#### The problem
Your task is to copy the listing exactly, with the pictures left out.

═════ Material supplied

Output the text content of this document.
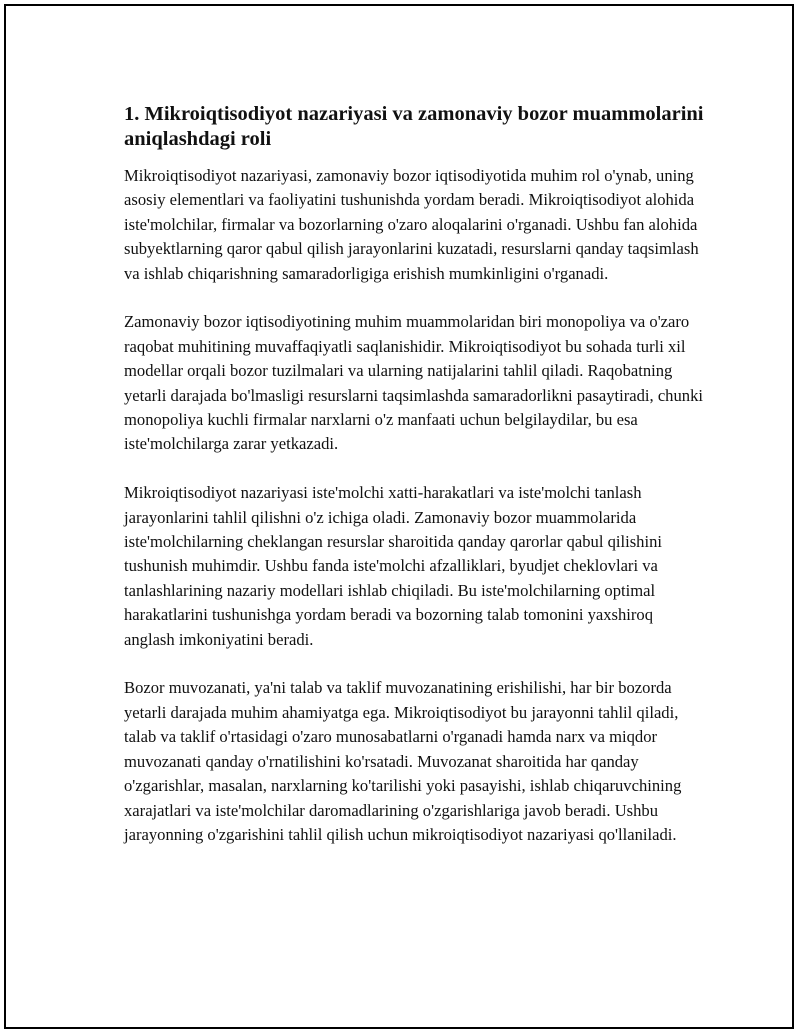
1. Mikroiqtisodiyot nazariyasi va zamonaviy bozor muammolarini aniqlashdagi roli

Mikroiqtisodiyot nazariyasi, zamonaviy bozor iqtisodiyotida muhim rol o'ynab, uning asosiy elementlari va faoliyatini tushunishda yordam beradi. Mikroiqtisodiyot alohida iste'molchilar, firmalar va bozorlarning o'zaro aloqalarini o'rganadi. Ushbu fan alohida subyektlarning qaror qabul qilish jarayonlarini kuzatadi, resurslarni qanday taqsimlash va ishlab chiqarishning samaradorligiga erishish mumkinligini o'rganadi.

Zamonaviy bozor iqtisodiyotining muhim muammolaridan biri monopoliya va o'zaro raqobat muhitining muvaffaqiyatli saqlanishidir. Mikroiqtisodiyot bu sohada turli xil modellar orqali bozor tuzilmalari va ularning natijalarini tahlil qiladi. Raqobatning yetarli darajada bo'lmasligi resurslarni taqsimlashda samaradorlikni pasaytiradi, chunki monopoliya kuchli firmalar narxlarni o'z manfaati uchun belgilaydilar, bu esa iste'molchilarga zarar yetkazadi.

Mikroiqtisodiyot nazariyasi iste'molchi xatti-harakatlari va iste'molchi tanlash jarayonlarini tahlil qilishni o'z ichiga oladi. Zamonaviy bozor muammolarida iste'molchilarning cheklangan resurslar sharoitida qanday qarorlar qabul qilishini tushunish muhimdir. Ushbu fanda iste'molchi afzalliklari, byudjet cheklovlari va tanlashlarining nazariy modellari ishlab chiqiladi. Bu iste'molchilarning optimal harakatlarini tushunishga yordam beradi va bozorning talab tomonini yaxshiroq anglash imkoniyatini beradi.

Bozor muvozanati, ya'ni talab va taklif muvozanatining erishilishi, har bir bozorda yetarli darajada muhim ahamiyatga ega. Mikroiqtisodiyot bu jarayonni tahlil qiladi, talab va taklif o'rtasidagi o'zaro munosabatlarni o'rganadi hamda narx va miqdor muvozanati qanday o'rnatilishini ko'rsatadi. Muvozanat sharoitida har qanday o'zgarishlar, masalan, narxlarning ko'tarilishi yoki pasayishi, ishlab chiqaruvchining xarajatlari va iste'molchilar daromadlarining o'zgarishlariga javob beradi. Ushbu jarayonning o'zgarishini tahlil qilish uchun mikroiqtisodiyot nazariyasi qo'llaniladi.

══════════

#### Solution for this exercise
Output the text content of this document.
1. Mikroiqtisodiyot nazariyasi va zamonaviy bozor muammolarini aniqlashdagi roli

Mikroiqtisodiyot nazariyasi, zamonaviy bozor iqtisodiyotida muhim rol o'ynab, uning asosiy elementlari va faoliyatini tushunishda yordam beradi. Mikroiqtisodiyot alohida iste'molchilar, firmalar va bozorlarning o'zaro aloqalarini o'rganadi. Ushbu fan alohida subyektlarning qaror qabul qilish jarayonlarini kuzatadi, resurslarni qanday taqsimlash va ishlab chiqarishning samaradorligiga erishish mumkinligini o'rganadi.

Zamonaviy bozor iqtisodiyotining muhim muammolaridan biri monopoliya va o'zaro raqobat muhitining muvaffaqiyatli saqlanishidir. Mikroiqtisodiyot bu sohada turli xil modellar orqali bozor tuzilmalari va ularning natijalarini tahlil qiladi. Raqobatning yetarli darajada bo'lmasligi resurslarni taqsimlashda samaradorlikni pasaytiradi, chunki monopoliya kuchli firmalar narxlarni o'z manfaati uchun belgilaydilar, bu esa iste'molchilarga zarar yetkazadi.

Mikroiqtisodiyot nazariyasi iste'molchi xatti-harakatlari va iste'molchi tanlash jarayonlarini tahlil qilishni o'z ichiga oladi. Zamonaviy bozor muammolarida iste'molchilarning cheklangan resurslar sharoitida qanday qarorlar qabul qilishini tushunish muhimdir. Ushbu fanda iste'molchi afzalliklari, byudjet cheklovlari va tanlashlarining nazariy modellari ishlab chiqiladi. Bu iste'molchilarning optimal harakatlarini tushunishga yordam beradi va bozorning talab tomonini yaxshiroq anglash imkoniyatini beradi.

Bozor muvozanati, ya'ni talab va taklif muvozanatining erishilishi, har bir bozorda yetarli darajada muhim ahamiyatga ega. Mikroiqtisodiyot bu jarayonni tahlil qiladi, talab va taklif o'rtasidagi o'zaro munosabatlarni o'rganadi hamda narx va miqdor muvozanati qanday o'rnatilishini ko'rsatadi. Muvozanat sharoitida har qanday o'zgarishlar, masalan, narxlarning ko'tarilishi yoki pasayishi, ishlab chiqaruvchining xarajatlari va iste'molchilar daromadlarining o'zgarishlariga javob beradi. Ushbu jarayonning o'zgarishini tahlil qilish uchun mikroiqtisodiyot nazariyasi qo'llaniladi.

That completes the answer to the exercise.